Extrait cité:
Position de l'appelant

[22]     Aux termes des observations de l'appelant, il a reçu des profits inattendus générés par ses activités de jeu en tant que joueur occasionnel de poker dans divers établissements exploités par John Turmel, à Hull et à Ottawa, au cours des périodes en litige. Les augmentations entre la valeur nette de l'appelant et les revenus déclarés sont largement attribuables aux gains non imposables générés par le jeu occasionnel, ainsi que (mais dans une moindre mesure) aux autres sources de fonds non imposables comme les remboursements de prêt, les cadeaux de la famille et les produits de l'assurance pour un l'accident automobile. Par conséquent, les calculs de la valeur nette effectués par le ministre n'étaient pas corrects.

Consigne 1:
Reproduisez intégralement l'extrait sur la position de l'appelant, sans rien y changer.

[Une suite de lignes]
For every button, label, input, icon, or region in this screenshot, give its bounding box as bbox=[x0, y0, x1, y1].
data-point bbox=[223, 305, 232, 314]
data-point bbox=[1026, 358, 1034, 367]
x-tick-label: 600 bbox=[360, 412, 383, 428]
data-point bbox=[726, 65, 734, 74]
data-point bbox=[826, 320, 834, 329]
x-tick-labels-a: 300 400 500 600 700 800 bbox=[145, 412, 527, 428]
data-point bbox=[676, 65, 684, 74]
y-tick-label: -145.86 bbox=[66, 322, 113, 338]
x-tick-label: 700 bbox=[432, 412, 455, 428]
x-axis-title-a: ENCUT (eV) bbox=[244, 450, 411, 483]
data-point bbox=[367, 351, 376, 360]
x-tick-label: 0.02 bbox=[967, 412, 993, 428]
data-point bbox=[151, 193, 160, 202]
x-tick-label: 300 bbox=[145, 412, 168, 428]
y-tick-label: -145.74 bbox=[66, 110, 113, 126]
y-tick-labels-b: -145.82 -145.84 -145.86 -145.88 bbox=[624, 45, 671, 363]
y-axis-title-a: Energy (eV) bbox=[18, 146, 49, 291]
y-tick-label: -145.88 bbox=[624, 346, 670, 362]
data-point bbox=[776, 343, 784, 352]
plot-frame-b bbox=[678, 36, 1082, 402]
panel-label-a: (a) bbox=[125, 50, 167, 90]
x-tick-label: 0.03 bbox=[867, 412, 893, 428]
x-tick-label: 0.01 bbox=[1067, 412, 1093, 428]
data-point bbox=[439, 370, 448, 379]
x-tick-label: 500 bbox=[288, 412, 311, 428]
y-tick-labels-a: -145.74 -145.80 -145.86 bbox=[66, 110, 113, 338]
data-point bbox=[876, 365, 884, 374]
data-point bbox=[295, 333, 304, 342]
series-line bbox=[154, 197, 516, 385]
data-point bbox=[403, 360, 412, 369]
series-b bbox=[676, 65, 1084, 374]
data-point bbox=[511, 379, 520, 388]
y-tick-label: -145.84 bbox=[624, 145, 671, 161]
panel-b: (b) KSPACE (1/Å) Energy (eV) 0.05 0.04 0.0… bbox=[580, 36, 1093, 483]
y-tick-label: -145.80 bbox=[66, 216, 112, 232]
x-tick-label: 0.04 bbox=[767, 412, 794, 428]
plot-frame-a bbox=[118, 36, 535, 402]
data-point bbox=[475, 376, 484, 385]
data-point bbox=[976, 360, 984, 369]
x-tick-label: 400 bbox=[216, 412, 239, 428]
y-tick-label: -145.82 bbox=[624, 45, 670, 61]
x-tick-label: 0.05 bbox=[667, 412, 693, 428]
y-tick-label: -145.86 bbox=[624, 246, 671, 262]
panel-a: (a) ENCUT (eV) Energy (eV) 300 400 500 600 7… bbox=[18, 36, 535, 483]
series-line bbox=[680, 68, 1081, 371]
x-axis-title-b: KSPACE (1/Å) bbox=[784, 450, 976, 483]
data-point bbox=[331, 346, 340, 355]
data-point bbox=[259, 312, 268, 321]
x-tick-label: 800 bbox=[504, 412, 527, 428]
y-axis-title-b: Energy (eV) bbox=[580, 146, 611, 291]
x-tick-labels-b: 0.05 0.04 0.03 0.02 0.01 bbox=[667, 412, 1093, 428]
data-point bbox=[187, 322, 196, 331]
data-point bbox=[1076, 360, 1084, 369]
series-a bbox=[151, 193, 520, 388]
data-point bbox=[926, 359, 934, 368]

Consigne 2:
Extrayez de la suite ci-dessus chaque ligne où figure le mot « line ».

Réponse complète 1:
Position de l'appelant

[22]     Aux termes des observations de l'appelant, il a reçu des profits inattendus générés par ses activités de jeu en tant que joueur occasionnel de poker dans divers établissements exploités par John Turmel, à Hull et à Ottawa, au cours des périodes en litige. Les augmentations entre la valeur nette de l'appelant et les revenus déclarés sont largement attribuables aux gains non imposables générés par le jeu occasionnel, ainsi que (mais dans une moindre mesure) aux autres sources de fonds non imposables comme les remboursements de prêt, les cadeaux de la famille et les produits de l'assurance pour un l'accident automobile. Par conséquent, les calculs de la valeur nette effectués par le ministre n'étaient pas corrects.

Réponse complète 2:
series-line bbox=[154, 197, 516, 385]
series-line bbox=[680, 68, 1081, 371]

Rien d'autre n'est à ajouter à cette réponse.